*** Supplied information ***
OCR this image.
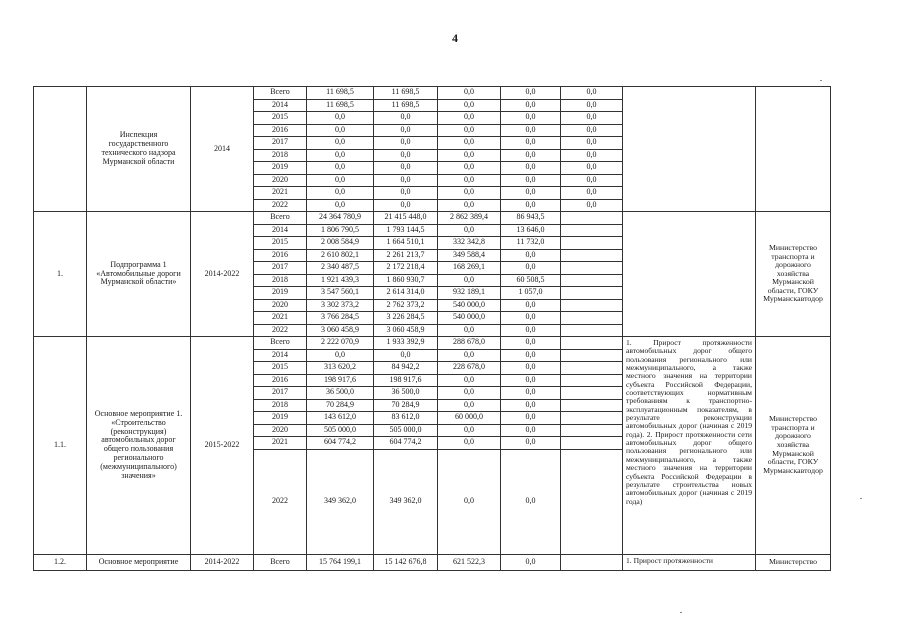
4
	Инспекция государственного технического надзора Мурманской области	2014	Всего	11 698,5	11 698,5	0,0	0,0	0,0		
			2014	11 698,5	11 698,5	0,0	0,0	0,0		
			2015	0,0	0,0	0,0	0,0	0,0		
			2016	0,0	0,0	0,0	0,0	0,0		
			2017	0,0	0,0	0,0	0,0	0,0		
			2018	0,0	0,0	0,0	0,0	0,0		
			2019	0,0	0,0	0,0	0,0	0,0		
			2020	0,0	0,0	0,0	0,0	0,0		
			2021	0,0	0,0	0,0	0,0	0,0		
			2022	0,0	0,0	0,0	0,0	0,0		
1.	Подпрограмма 1 «Автомобильные дороги Мурманской области»	2014-2022	Всего	24 364 780,9	21 415 448,0	2 862 389,4	86 943,5			Министерство транспорта и дорожного хозяйства Мурманской области, ГОКУ Мурманскавтодор
			2014	1 806 790,5	1 793 144,5	0,0	13 646,0			
			2015	2 008 584,9	1 664 510,1	332 342,8	11 732,0			
			2016	2 610 802,1	2 261 213,7	349 588,4	0,0			
			2017	2 340 487,5	2 172 218,4	168 269,1	0,0			
			2018	1 921 439,3	1 860 930,7	0,0	60 508,5			
			2019	3 547 560,1	2 614 314,0	932 189,1	1 057,0			
			2020	3 302 373,2	2 762 373,2	540 000,0	0,0			
			2021	3 766 284,5	3 226 284,5	540 000,0	0,0			
			2022	3 060 458,9	3 060 458,9	0,0	0,0			
1.1.	Основное мероприятие 1. «Строительство (реконструкция) автомобильных дорог общего пользования регионального (межмуниципального) значения»	2015-2022	Всего	2 222 070,9	1 933 392,9	288 678,0	0,0		1. Прирост протяженности автомобильных дорог общего пользования регионального или межмуниципального, а также местного значения на территории субъекта Российской Федерации, соответствующих нормативным требованиям к транспортно-эксплуатационным показателям, в результате реконструкции автомобильных дорог (начиная с 2019 года). 2. Прирост протяженности сети автомобильных дорог общего пользования регионального или межмуниципального, а также местного значения на территории субъекта Российской Федерации в результате строительства новых автомобильных дорог (начиная с 2019 года)	Министерство транспорта и дорожного хозяйства Мурманской области, ГОКУ Мурманскавтодор
			2014	0,0	0,0	0,0	0,0			
			2015	313 620,2	84 942,2	228 678,0	0,0			
			2016	198 917,6	198 917,6	0,0	0,0			
			2017	36 500,0	36 500,0	0,0	0,0			
			2018	70 284,9	70 284,9	0,0	0,0			
			2019	143 612,0	83 612,0	60 000,0	0,0			
			2020	505 000,0	505 000,0	0,0	0,0			
			2021	604 774,2	604 774,2	0,0	0,0			
			2022	349 362,0	349 362,0	0,0	0,0			
1.2.	Основное мероприятие	2014-2022	Всего	15 764 199,1	15 142 676,8	621 522,3	0,0		1. Прирост протяженности	Министерство
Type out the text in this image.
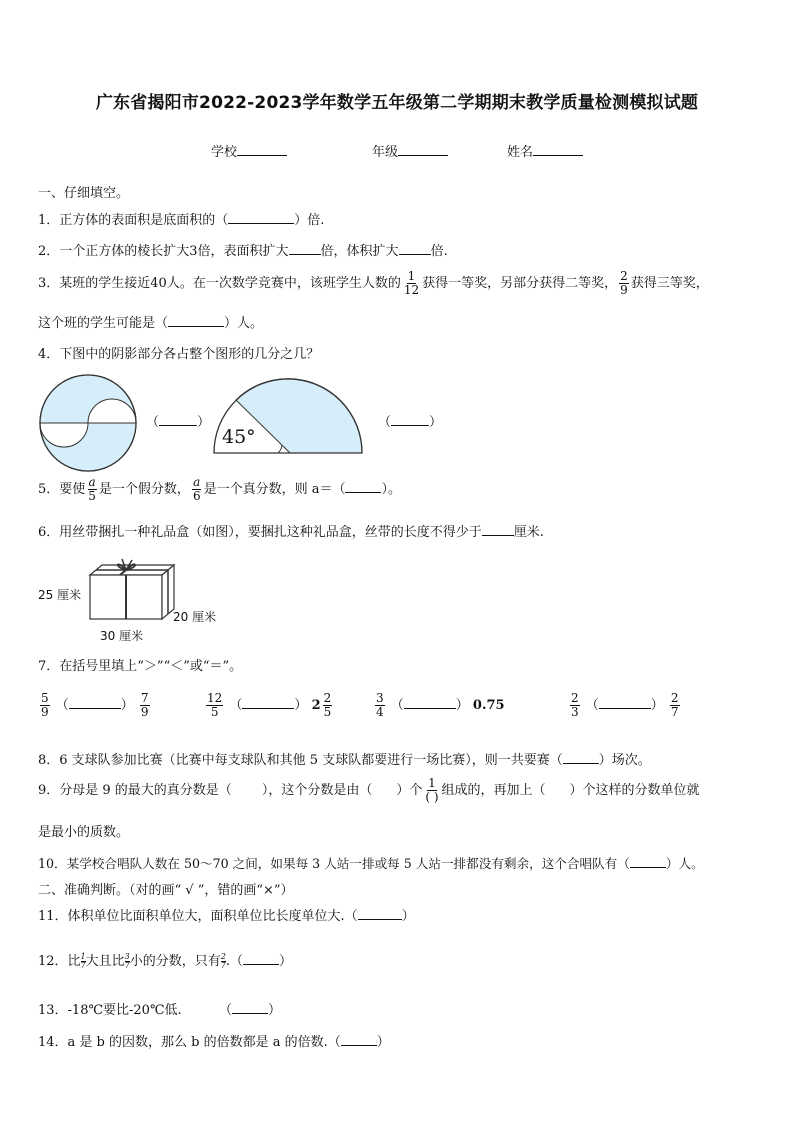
广东省揭阳市2022-2023学年数学五年级第二学期期末教学质量检测模拟试题
学校	年级	姓名
一、仔细填空。
1．正方体的表面积是底面积的（	）倍.
2．一个正方体的棱长扩大3倍，表面积扩大 倍，体积扩大 倍.
3．某班的学生接近40人。在一次数学竞赛中，该班学生人数的 $\frac{1}{12}$ 获得一等奖，另部分获得二等奖， $\frac{2}{9}$ 获得三等奖，
这个班的学生可能是（	）人。
4．下图中的阴影部分各占整个图形的几分之几？
（	）
45°
（	）
5．要使 $\frac{a}{5}$ 是一个假分数， $\frac{a}{6}$ 是一个真分数，则 a＝（	）。
6．用丝带捆扎一种礼品盒（如图），要捆扎这种礼品盒，丝带的长度不得少于 厘米.
25 厘米
30 厘米
20 厘米
7．在括号里填上“＞”“＜”或“＝”。
$\frac{5}{9}$ （	） $\frac{7}{9}$	$\frac{12}{5}$ （	） $2 \frac{2}{5}$	$\frac{3}{4}$ （	） 0.75	$\frac{2}{3}$ （	） $\frac{2}{7}$
8．6 支球队参加比赛（比赛中每支球队和其他 5 支球队都要进行一场比赛），则一共要赛（	）场次。
9．分母是 9 的最大的真分数是（ ），这个分数是由（ ）个 $\frac{1}{( )}$ 组成的，再加上（ ）个这样的分数单位就
是最小的质数。
10．某学校合唱队人数在 50～70 之间，如果每 3 人站一排或每 5 人站一排都没有剩余，这个合唱队有（	）人。
二、准确判断。（对的画“ √ ”，错的画“×”）
11．体积单位比面积单位大，面积单位比长度单位大.（	）
12．比 $\frac{1}{7}$ 大且比 $\frac{3}{7}$ 小的分数，只有 $\frac{2}{7}$ .（	）
13．-18℃要比-20℃低.	（	）
14．a 是 b 的因数，那么 b 的倍数都是 a 的倍数.（	）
***
What you have to do:
Keep the pictures out of your copy, and repeat every entry above exactly.

Task answer:
OCR this image.
4
	Инспекция государственного технического надзора Мурманской области	2014	Всего	11 698,5	11 698,5	0,0	0,0	0,0		
			2014	11 698,5	11 698,5	0,0	0,0	0,0		
			2015	0,0	0,0	0,0	0,0	0,0		
			2016	0,0	0,0	0,0	0,0	0,0		
			2017	0,0	0,0	0,0	0,0	0,0		
			2018	0,0	0,0	0,0	0,0	0,0		
			2019	0,0	0,0	0,0	0,0	0,0		
			2020	0,0	0,0	0,0	0,0	0,0		
			2021	0,0	0,0	0,0	0,0	0,0		
			2022	0,0	0,0	0,0	0,0	0,0		
1.	Подпрограмма 1 «Автомобильные дороги Мурманской области»	2014-2022	Всего	24 364 780,9	21 415 448,0	2 862 389,4	86 943,5			Министерство транспорта и дорожного хозяйства Мурманской области, ГОКУ Мурманскавтодор
			2014	1 806 790,5	1 793 144,5	0,0	13 646,0			
			2015	2 008 584,9	1 664 510,1	332 342,8	11 732,0			
			2016	2 610 802,1	2 261 213,7	349 588,4	0,0			
			2017	2 340 487,5	2 172 218,4	168 269,1	0,0			
			2018	1 921 439,3	1 860 930,7	0,0	60 508,5			
			2019	3 547 560,1	2 614 314,0	932 189,1	1 057,0			
			2020	3 302 373,2	2 762 373,2	540 000,0	0,0			
			2021	3 766 284,5	3 226 284,5	540 000,0	0,0			
			2022	3 060 458,9	3 060 458,9	0,0	0,0			
1.1.	Основное мероприятие 1. «Строительство (реконструкция) автомобильных дорог общего пользования регионального (межмуниципального) значения»	2015-2022	Всего	2 222 070,9	1 933 392,9	288 678,0	0,0		1. Прирост протяженности автомобильных дорог общего пользования регионального или межмуниципального, а также местного значения на территории субъекта Российской Федерации, соответствующих нормативным требованиям к транспортно-эксплуатационным показателям, в результате реконструкции автомобильных дорог (начиная с 2019 года). 2. Прирост протяженности сети автомобильных дорог общего пользования регионального или межмуниципального, а также местного значения на территории субъекта Российской Федерации в результате строительства новых автомобильных дорог (начиная с 2019 года)	Министерство транспорта и дорожного хозяйства Мурманской области, ГОКУ Мурманскавтодор
			2014	0,0	0,0	0,0	0,0			
			2015	313 620,2	84 942,2	228 678,0	0,0			
			2016	198 917,6	198 917,6	0,0	0,0			
			2017	36 500,0	36 500,0	0,0	0,0			
			2018	70 284,9	70 284,9	0,0	0,0			
			2019	143 612,0	83 612,0	60 000,0	0,0			
			2020	505 000,0	505 000,0	0,0	0,0			
			2021	604 774,2	604 774,2	0,0	0,0			
			2022	349 362,0	349 362,0	0,0	0,0			
1.2.	Основное мероприятие	2014-2022	Всего	15 764 199,1	15 142 676,8	621 522,3	0,0		1. Прирост протяженности	Министерство
Type out the text in this image.
广东省揭阳市2022-2023学年数学五年级第二学期期末教学质量检测模拟试题
学校	年级	姓名
一、仔细填空。
1．正方体的表面积是底面积的（	）倍.
2．一个正方体的棱长扩大3倍，表面积扩大 倍，体积扩大 倍.
3．某班的学生接近40人。在一次数学竞赛中，该班学生人数的 $\frac{1}{12}$ 获得一等奖，另部分获得二等奖， $\frac{2}{9}$ 获得三等奖，
这个班的学生可能是（	）人。
4．下图中的阴影部分各占整个图形的几分之几？
（	）
45°
（	）
5．要使 $\frac{a}{5}$ 是一个假分数， $\frac{a}{6}$ 是一个真分数，则 a＝（	）。
6．用丝带捆扎一种礼品盒（如图），要捆扎这种礼品盒，丝带的长度不得少于 厘米.
25 厘米
30 厘米
20 厘米
7．在括号里填上“＞”“＜”或“＝”。
$\frac{5}{9}$ （	） $\frac{7}{9}$	$\frac{12}{5}$ （	） $2 \frac{2}{5}$	$\frac{3}{4}$ （	） 0.75	$\frac{2}{3}$ （	） $\frac{2}{7}$
8．6 支球队参加比赛（比赛中每支球队和其他 5 支球队都要进行一场比赛），则一共要赛（	）场次。
9．分母是 9 的最大的真分数是（ ），这个分数是由（ ）个 $\frac{1}{( )}$ 组成的，再加上（ ）个这样的分数单位就
是最小的质数。
10．某学校合唱队人数在 50～70 之间，如果每 3 人站一排或每 5 人站一排都没有剩余，这个合唱队有（	）人。
二、准确判断。（对的画“ √ ”，错的画“×”）
11．体积单位比面积单位大，面积单位比长度单位大.（	）
12．比 $\frac{1}{7}$ 大且比 $\frac{3}{7}$ 小的分数，只有 $\frac{2}{7}$ .（	）
13．-18℃要比-20℃低.	（	）
14．a 是 b 的因数，那么 b 的倍数都是 a 的倍数.（	）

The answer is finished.